=== Task objective ===
Make an exact transcription of the material, leaving out all images.

** BEGIN Provided entries **

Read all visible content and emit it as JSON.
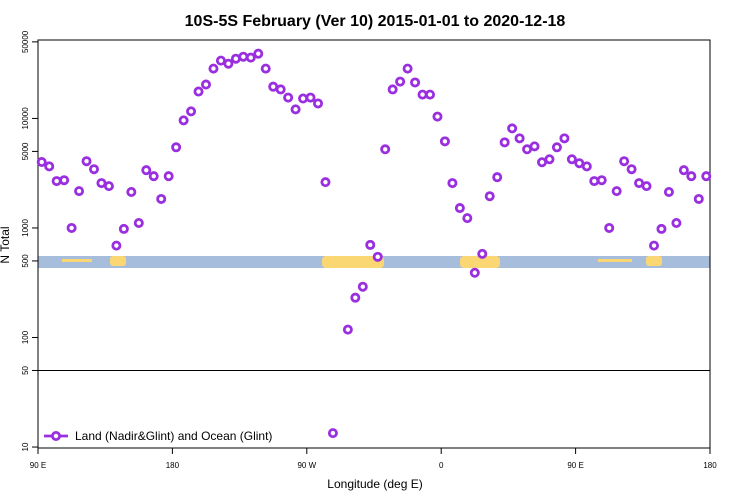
{
  "chart_data": {
    "type": "scatter",
    "title": "10S-5S February (Ver 10)   2015-01-01 to 2020-12-18",
    "x_label": "Longitude (deg E)",
    "y_label": "N Total",
    "log_y": true,
    "xlim": [
      90,
      540
    ],
    "ylim": [
      9.8,
      52000
    ],
    "xticks": [
      {
        "value": 90,
        "label": "90 E"
      },
      180,
      {
        "value": 270,
        "label": "90 W"
      },
      {
        "value": 360,
        "label": "0"
      },
      {
        "value": 450,
        "label": "90 E"
      },
      {
        "value": 540,
        "label": "180"
      }
    ],
    "yticks": [
      10,
      50,
      100,
      500,
      1000,
      5000,
      10000,
      50000
    ],
    "reference_line": 50,
    "legend": "bottom-left",
    "series": [
      {
        "name": "Land (Nadir&Glint) and Ocean (Glint)",
        "color": "#9a2fe0",
        "x": [
          92.5,
          97.5,
          102.5,
          107.5,
          112.5,
          117.5,
          122.5,
          127.5,
          132.5,
          137.5,
          142.5,
          147.5,
          152.5,
          157.5,
          162.5,
          167.5,
          172.5,
          177.5,
          182.5,
          187.5,
          192.5,
          197.5,
          202.5,
          207.5,
          212.5,
          217.5,
          222.5,
          227.5,
          232.5,
          237.5,
          242.5,
          247.5,
          252.5,
          257.5,
          262.5,
          267.5,
          272.5,
          277.5,
          282.5,
          287.5,
          297.5,
          302.5,
          307.5,
          312.5,
          317.5,
          322.5,
          327.5,
          332.5,
          337.5,
          342.5,
          347.5,
          352.5,
          357.5,
          362.5,
          367.5,
          372.5,
          377.5,
          382.5,
          387.5,
          392.5,
          397.5,
          402.5,
          407.5,
          412.5,
          417.5,
          422.5,
          427.5,
          432.5,
          437.5,
          442.5,
          447.5,
          452.5,
          457.5,
          462.5,
          467.5,
          472.5,
          477.5,
          482.5,
          487.5,
          492.5,
          497.5,
          502.5,
          507.5,
          512.5,
          517.5,
          522.5,
          527.5,
          532.5,
          537.5
        ],
        "values": [
          4000,
          3650,
          2680,
          2730,
          1000,
          2170,
          4070,
          3440,
          2570,
          2410,
          690,
          980,
          2130,
          1110,
          3370,
          2970,
          1840,
          2970,
          5450,
          9600,
          11600,
          17600,
          20400,
          28500,
          33700,
          31600,
          35100,
          36600,
          35900,
          39000,
          28500,
          19500,
          18400,
          15500,
          12100,
          15200,
          15500,
          13700,
          2620,
          13.4,
          118,
          231,
          291,
          700,
          545,
          5230,
          18400,
          21700,
          28500,
          21300,
          16500,
          16500,
          10400,
          6180,
          2570,
          1520,
          1230,
          390,
          580,
          1950,
          2910,
          6050,
          8110,
          6580,
          5230,
          5560,
          3980,
          4240,
          5450,
          6580,
          4240,
          3900,
          3650,
          2680,
          2730,
          1000,
          2170,
          4070,
          3440,
          2570,
          2410,
          690,
          980,
          2130,
          1110,
          3370,
          2970,
          1840,
          2970
        ]
      }
    ]
  }
}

** END Provided entries **

=== Answer to the exercise ===
Read all visible content and emit it as JSON.
{
  "chart_data": {
    "type": "scatter",
    "title": "10S-5S February (Ver 10)   2015-01-01 to 2020-12-18",
    "x_label": "Longitude (deg E)",
    "y_label": "N Total",
    "log_y": true,
    "xlim": [
      90,
      540
    ],
    "ylim": [
      9.8,
      52000
    ],
    "xticks": [
      {
        "value": 90,
        "label": "90 E"
      },
      180,
      {
        "value": 270,
        "label": "90 W"
      },
      {
        "value": 360,
        "label": "0"
      },
      {
        "value": 450,
        "label": "90 E"
      },
      {
        "value": 540,
        "label": "180"
      }
    ],
    "yticks": [
      10,
      50,
      100,
      500,
      1000,
      5000,
      10000,
      50000
    ],
    "reference_line": 50,
    "legend": "bottom-left",
    "series": [
      {
        "name": "Land (Nadir&Glint) and Ocean (Glint)",
        "color": "#9a2fe0",
        "x": [
          92.5,
          97.5,
          102.5,
          107.5,
          112.5,
          117.5,
          122.5,
          127.5,
          132.5,
          137.5,
          142.5,
          147.5,
          152.5,
          157.5,
          162.5,
          167.5,
          172.5,
          177.5,
          182.5,
          187.5,
          192.5,
          197.5,
          202.5,
          207.5,
          212.5,
          217.5,
          222.5,
          227.5,
          232.5,
          237.5,
          242.5,
          247.5,
          252.5,
          257.5,
          262.5,
          267.5,
          272.5,
          277.5,
          282.5,
          287.5,
          297.5,
          302.5,
          307.5,
          312.5,
          317.5,
          322.5,
          327.5,
          332.5,
          337.5,
          342.5,
          347.5,
          352.5,
          357.5,
          362.5,
          367.5,
          372.5,
          377.5,
          382.5,
          387.5,
          392.5,
          397.5,
          402.5,
          407.5,
          412.5,
          417.5,
          422.5,
          427.5,
          432.5,
          437.5,
          442.5,
          447.5,
          452.5,
          457.5,
          462.5,
          467.5,
          472.5,
          477.5,
          482.5,
          487.5,
          492.5,
          497.5,
          502.5,
          507.5,
          512.5,
          517.5,
          522.5,
          527.5,
          532.5,
          537.5
        ],
        "values": [
          4000,
          3650,
          2680,
          2730,
          1000,
          2170,
          4070,
          3440,
          2570,
          2410,
          690,
          980,
          2130,
          1110,
          3370,
          2970,
          1840,
          2970,
          5450,
          9600,
          11600,
          17600,
          20400,
          28500,
          33700,
          31600,
          35100,
          36600,
          35900,
          39000,
          28500,
          19500,
          18400,
          15500,
          12100,
          15200,
          15500,
          13700,
          2620,
          13.4,
          118,
          231,
          291,
          700,
          545,
          5230,
          18400,
          21700,
          28500,
          21300,
          16500,
          16500,
          10400,
          6180,
          2570,
          1520,
          1230,
          390,
          580,
          1950,
          2910,
          6050,
          8110,
          6580,
          5230,
          5560,
          3980,
          4240,
          5450,
          6580,
          4240,
          3900,
          3650,
          2680,
          2730,
          1000,
          2170,
          4070,
          3440,
          2570,
          2410,
          690,
          980,
          2130,
          1110,
          3370,
          2970,
          1840,
          2970
        ]
      }
    ]
  }
}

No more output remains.